Extracted entries -
□ □ □ □ □

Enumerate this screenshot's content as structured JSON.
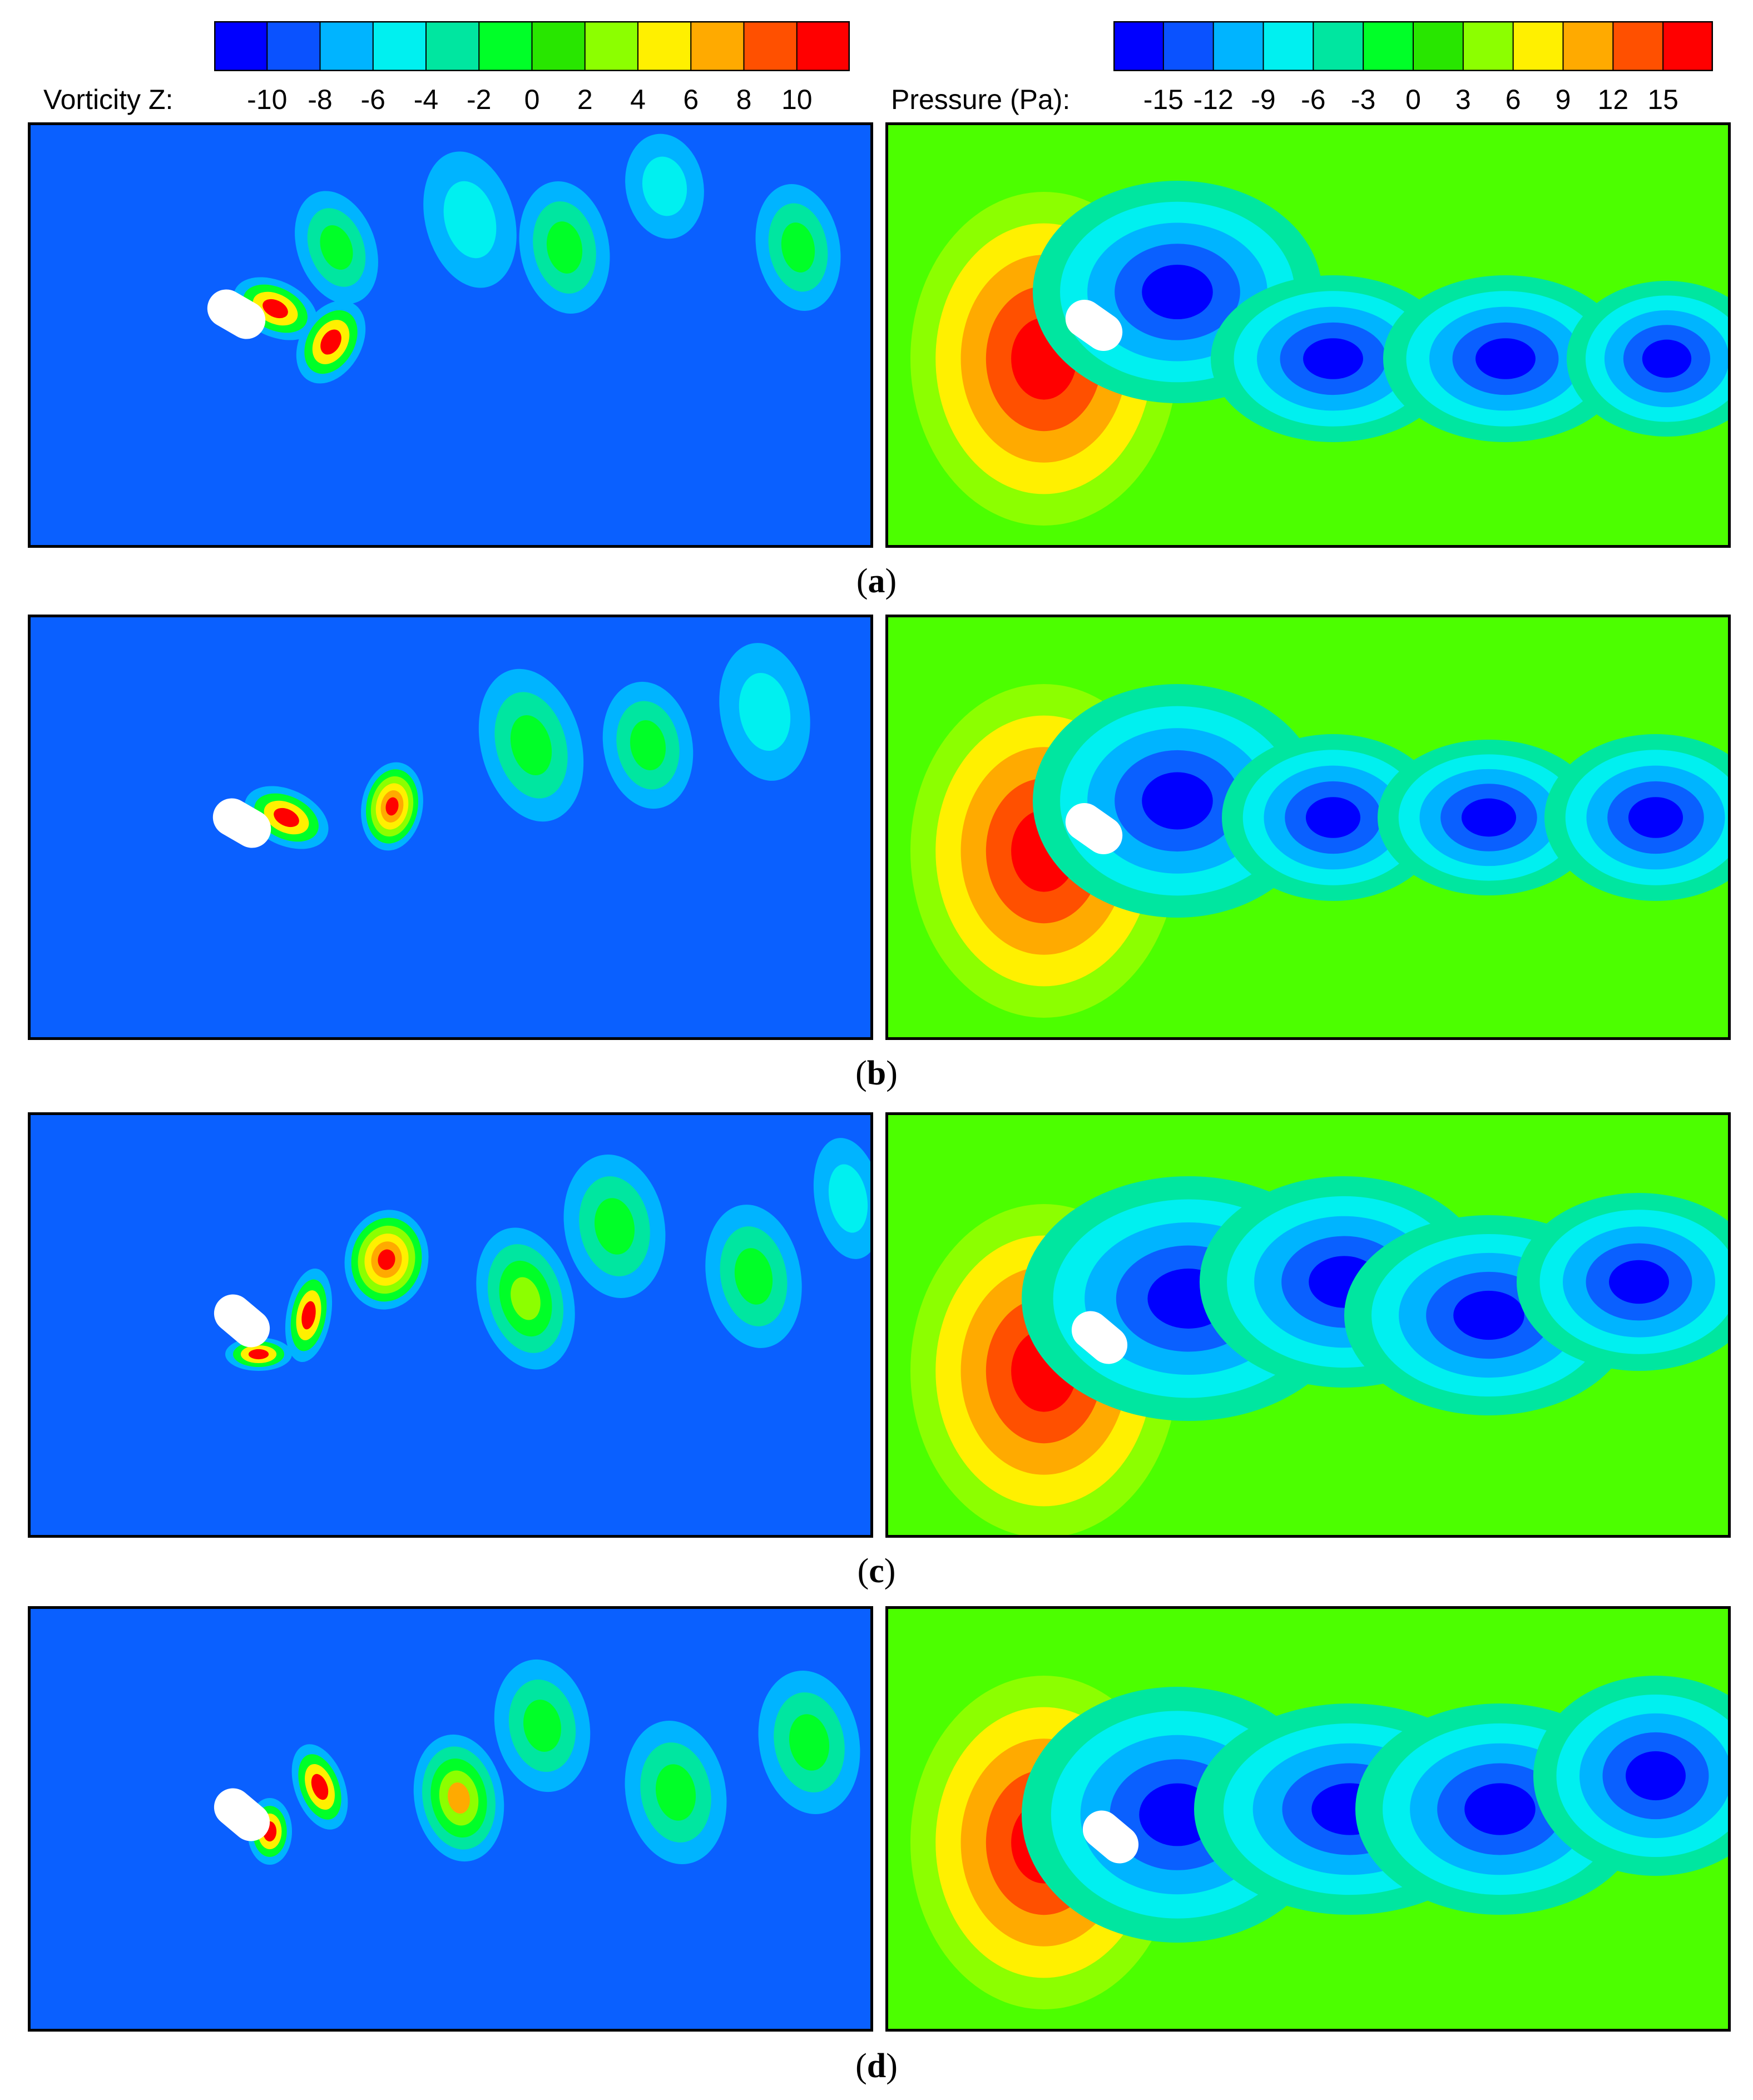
{
  "vorticity_legend": {
    "title": "Vorticity Z:",
    "ticks": [
      "-10",
      "-8",
      "-6",
      "-4",
      "-2",
      "0",
      "2",
      "4",
      "6",
      "8",
      "10"
    ],
    "colors": [
      "#0000ff",
      "#0a52ff",
      "#00b4ff",
      "#00f0f0",
      "#00e6a0",
      "#00ff28",
      "#28e600",
      "#8cff00",
      "#fff000",
      "#ffaa00",
      "#ff5000",
      "#ff0000"
    ]
  },
  "pressure_legend": {
    "title": "Pressure (Pa):",
    "ticks": [
      "-15",
      "-12",
      "-9",
      "-6",
      "-3",
      "0",
      "3",
      "6",
      "9",
      "12",
      "15"
    ],
    "colors": [
      "#0000ff",
      "#0a52ff",
      "#00b4ff",
      "#00f0f0",
      "#00e6a0",
      "#00ff28",
      "#28e600",
      "#8cff00",
      "#fff000",
      "#ffaa00",
      "#ff5000",
      "#ff0000"
    ]
  },
  "panels": [
    {
      "label": "a"
    },
    {
      "label": "b"
    },
    {
      "label": "c"
    },
    {
      "label": "d"
    }
  ],
  "colors": {
    "field_blue": "#0a60ff",
    "field_green": "#4cff00",
    "cylinder": "#ffffff"
  }
}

□ □ □ □ □

Challenge -
The records above must be transcribed exactly. Pictures are left out of the copy.

The reply -
Enumerate this screenshot's content as structured JSON.
{
  "vorticity_legend": {
    "title": "Vorticity Z:",
    "ticks": [
      "-10",
      "-8",
      "-6",
      "-4",
      "-2",
      "0",
      "2",
      "4",
      "6",
      "8",
      "10"
    ],
    "colors": [
      "#0000ff",
      "#0a52ff",
      "#00b4ff",
      "#00f0f0",
      "#00e6a0",
      "#00ff28",
      "#28e600",
      "#8cff00",
      "#fff000",
      "#ffaa00",
      "#ff5000",
      "#ff0000"
    ]
  },
  "pressure_legend": {
    "title": "Pressure (Pa):",
    "ticks": [
      "-15",
      "-12",
      "-9",
      "-6",
      "-3",
      "0",
      "3",
      "6",
      "9",
      "12",
      "15"
    ],
    "colors": [
      "#0000ff",
      "#0a52ff",
      "#00b4ff",
      "#00f0f0",
      "#00e6a0",
      "#00ff28",
      "#28e600",
      "#8cff00",
      "#fff000",
      "#ffaa00",
      "#ff5000",
      "#ff0000"
    ]
  },
  "panels": [
    {
      "label": "a"
    },
    {
      "label": "b"
    },
    {
      "label": "c"
    },
    {
      "label": "d"
    }
  ],
  "colors": {
    "field_blue": "#0a60ff",
    "field_green": "#4cff00",
    "cylinder": "#ffffff"
  }
}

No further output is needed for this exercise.